++++ DATA FOR PROCESSING ++++
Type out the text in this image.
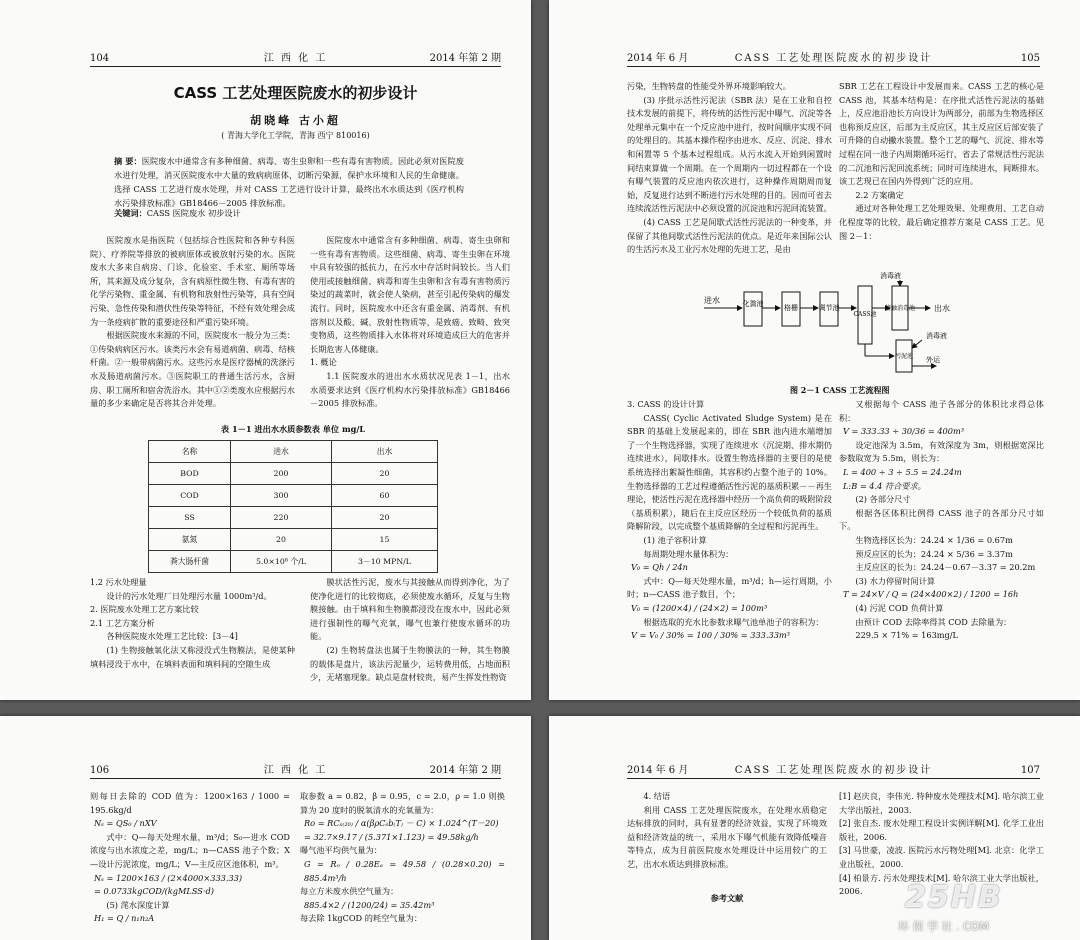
104	江 西 化 工	2014 年第 2 期
CASS 工艺处理医院废水的初步设计
胡晓峰 古小超
( 青海大学化工学院，青海 西宁 810016)
摘 要：医院废水中通常含有多种细菌、病毒、寄生虫卵和一些有毒有害物质。因此必须对医院废水进行处理，消灭医院废水中大量的致病病原体，切断污染源，保护水环境和人民的生命健康。选择 CASS 工艺进行废水处理，并对 CASS 工艺进行设计计算，最终出水水质达到《医疗机构水污染排放标准》GB18466－2005 排放标准。
关键词：CASS 医院废水 初步设计

医院废水是指医院（包括综合性医院和各种专科医院）、疗养院等排放的被病原体或被放射污染的水。医院废水大多来自病房、门诊、化验室、手术室、厕所等场所，其来源及成分复杂，含有病原性微生物、有毒有害的化学污染物、重金属、有机物和放射性污染等，具有空间污染、急性传染和潜伏性传染等特征，不经有效处理会成为一条疫病扩散的重要途径和严重污染环境。

根据医院废水来源的不同，医院废水一般分为三类：①传染病病区污水。该类污水会有易道病菌、病毒、结核杆菌。②一般带病菌污水。这些污水是医疗器械的洗涤污水及肠道病菌污水。③医院职工的普通生活污水，含厨房、职工厕所和宿舍洗浴水。其中①②类废水应根据污水量的多少来确定是否将其合并处理。

医院废水中通常含有多种细菌、病毒、寄生虫卵和一些有毒有害物质。这些细菌、病毒、寄生虫卵在环境中具有较强的抵抗力，在污水中存活时间较长。当人们使用或接触细菌、病毒和寄生虫卵和含有毒有害物质污染过的蔬菜时，就会使人染病，甚至引起传染病的爆发流行。同时，医院废水中还含有重金属、消毒剂、有机溶剂以及酸、碱、放射性物质等，是致癌、致畸、致突变物质，这些物质排入水体将对环境造成巨大的危害并长期危害人体健康。

1. 概论

1.1 医院废水的进出水水质状况见表 1－1，出水水质要求达到《医疗机构水污染排放标准》GB18466－2005 排放标准。

表 1－1 进出水水质参数表 单位 mg/L
名称	进水	出水
BOD	200	20
COD	300	60
SS	220	20
氨氮	20	15
粪大肠杆菌	5.0×10⁸ 个/L	3－10 MPN/L

1.2 污水处理量

设计的污水处理厂日处理污水量 1000m³/d。

2. 医院废水处理工艺方案比较

2.1 工艺方案分析

各种医院废水处理工艺比较：[3－4]

(1) 生物接触氧化法又称浸没式生物膜法，是使某种填料浸没于水中，在填料表面和填料间的空隙生成

膜状活性污泥，废水与其接触从而得到净化，为了使净化进行的比较彻底，必须使废水循环，反复与生物膜接触。由于填料和生物膜都浸没在废水中，因此必须进行强制性的曝气充氧，曝气也兼行使废水循环的功能。

(2) 生物转盘法也属于生物膜法的一种，其生物膜的载体是盘片，该法污泥量少，运转费用低，占地面积少，无堵塞现象。缺点是盘材较贵，易产生挥发性物资

2014 年 6 月	CASS 工艺处理医院废水的初步设计	105

污染，生物转盘的性能受外界环境影响较大。

(3) 序批示活性污泥法（SBR 法）是在工业和自控技术发展的前提下，将传统的活性污泥中曝气、沉淀等各处理单元集中在一个反应池中进行，按时间顺序实现不同的处理目的。其基本操作程序由进水、反应、沉淀、排水和闲置等 5 个基本过程组成。从污水流入开始到闲置时间结束算做一个周期。在一个周期内一切过程都在一个设有曝气装置的反应池内依次进行，这种操作周期周而复始，反复进行达到不断进行污水处理的目的。因而可省去连续流活性污泥法中必须设置的沉淀池和污泥回流装置。

(4) CASS 工艺是间歇式活性污泥法的一种变革，并保留了其他间歇式活性污泥法的优点。是近年来国际公认的生活污水及工业污水处理的先进工艺，是由

SBR 工艺在工程设计中发展而来。CASS 工艺的核心是 CASS 池，其基本结构是：在序批式活性污泥法的基础上，反应池沿池长方向设计为两部分，前部为生物选择区也称预反应区，后部为主反应区，其主反应区后部安装了可升降的自动撇水装置。整个工艺的曝气、沉淀、排水等过程在同一池子内周期循环运行，省去了常规活性污泥法的二沉池和污泥回流系统；同时可连续进水，间断排水。该工艺现已在国内外得到广泛的应用。

2.2 方案确定

通过对各种处理工艺处理效果、处理费用、工艺自动化程度等的比较，最后确定推荐方案是 CASS 工艺。见图 2－1：

3. CASS 的设计计算

CASS( Cyclic Activated Sludge System) 是在 SBR 的基础上发展起来的，即在 SBR 池内进水端增加了一个生物选择器，实现了连续进水（沉淀期、排水期仍连续进水），间歇排水。设置生物选择器的主要目的是使系统选择出絮凝性细菌，其容积约占整个池子的 10%。生物选择器的工艺过程遵循活性污泥的基质积累－－再生理论，使活性污泥在选择器中经历一个高负荷的吸附阶段（基质积累），随后在主反应区经历一个较低负荷的基质降解阶段，以完成整个基质降解的全过程和污泥再生。

(1) 池子容积计算

每周期处理水量体积为：

V₀ = Qh / 24n

式中：Q—每天处理水量，m³/d；h—运行周期，小时；n—CASS 池子数目，个；

V₀ = (1200×4) / (24×2) = 100m³

根据选取的充水比参数求曝气池单池子的容积为：

V = V₀ / 30% = 100 / 30% = 333.33m³

又根据每个 CASS 池子各部分的体积比求得总体积：

V = 333.33 ÷ 30/36 = 400m³

设定池深为 3.5m，有效深度为 3m，则根据宽深比参数取宽为 5.5m，则长为：

L = 400 ÷ 3 ÷ 5.5 = 24.24m

L:B = 4.4 符合要求。

(2) 各部分尺寸

根据各区体积比例得 CASS 池子的各部分尺寸如下。

生物选择区长为：24.24 × 1/36 = 0.67m

预反应区的长为：24.24 × 5/36 = 3.37m

主反应区的长为：24.24－0.67－3.37 = 20.2m

(3) 水力停留时间计算

T = 24×V / Q = (24×400×2) / 1200 = 16h

(4) 污泥 COD 负荷计算

由预计 COD 去除率得其 COD 去除量为：

229.5 × 71% = 163mg/L

进水	化粪池	格栅	调节池
CASS池
接触消毒池
消毒液
出水
消毒液
污泥池 外运
图 2－1 CASS 工艺流程图
106	江 西 化 工	2014 年第 2 期

则每日去除的 COD 值为：1200×163 / 1000 = 195.6kg/d

Nₛ = QS₀ / nXV

式中：Q—每天处理水量，m³/d；S₀—进水 COD 浓度与出水浓度之差，mg/L；n—CASS 池子个数；X—设计污泥浓度，mg/L；V—主反应区池体积，m³。

Nₛ = 1200×163 / (2×4000×333.33)

= 0.0733kgCOD/(kgMLSS·d)

(5) 滗水深度计算

H₁ = Q / n₁n₂A

取参数 a = 0.82，β = 0.95，c = 2.0，ρ = 1.0 则换算为 20 度时的脱氧清水的充氧量为：

Ro = RCₛ₍₂₀₎ / α(βρCₛb₍T₎ － C) × 1.024^(T－20)

= 32.7×9.17 / (5.371×1.123) = 49.58kg/h

曝气池平均供气量为：

G = Rₒ / 0.28Eₐ = 49.58 / (0.28×0.20) = 885.4m³/h

每立方米废水供空气量为：

885.4×2 / (1200/24) = 35.42m³

每去除 1kgCOD 的耗空气量为：

2014 年 6 月	CASS 工艺处理医院废水的初步设计	107

4. 结语

利用 CASS 工艺处理医院废水，在处理水质稳定达标排放的同时，具有显著的经济效益，实现了环境效益和经济效益的统一，采用水下曝气机能有效降低噪音等特点，成为目前医院废水处理设计中运用较广的工艺，出水水质达到排放标准。

参考文献

[1] 赵庆良，李伟光. 特种废水处理技术[M]. 哈尔滨工业大学出版社，2003.

[2] 张自杰. 废水处理工程设计实例详解[M]. 化学工业出版社，2006.

[3] 马世豪，凌波. 医院污水污物处理[M]. 北京：化学工业出版社，2000.

[4] 柏景方. 污水处理技术[M]. 哈尔滨工业大学出版社，2006.	25HB
环 保 学 社 . COM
++++
▸ **GIVEN EXERCISE**
Using the records above, copy every line that has the word "工艺处理医院废水的初步设计" in it.

▸ **SOLUTION TO THE EXERCISE**
CASS 工艺处理医院废水的初步设计
2014 年 6 月	CASS 工艺处理医院废水的初步设计	105
2014 年 6 月	CASS 工艺处理医院废水的初步设计	107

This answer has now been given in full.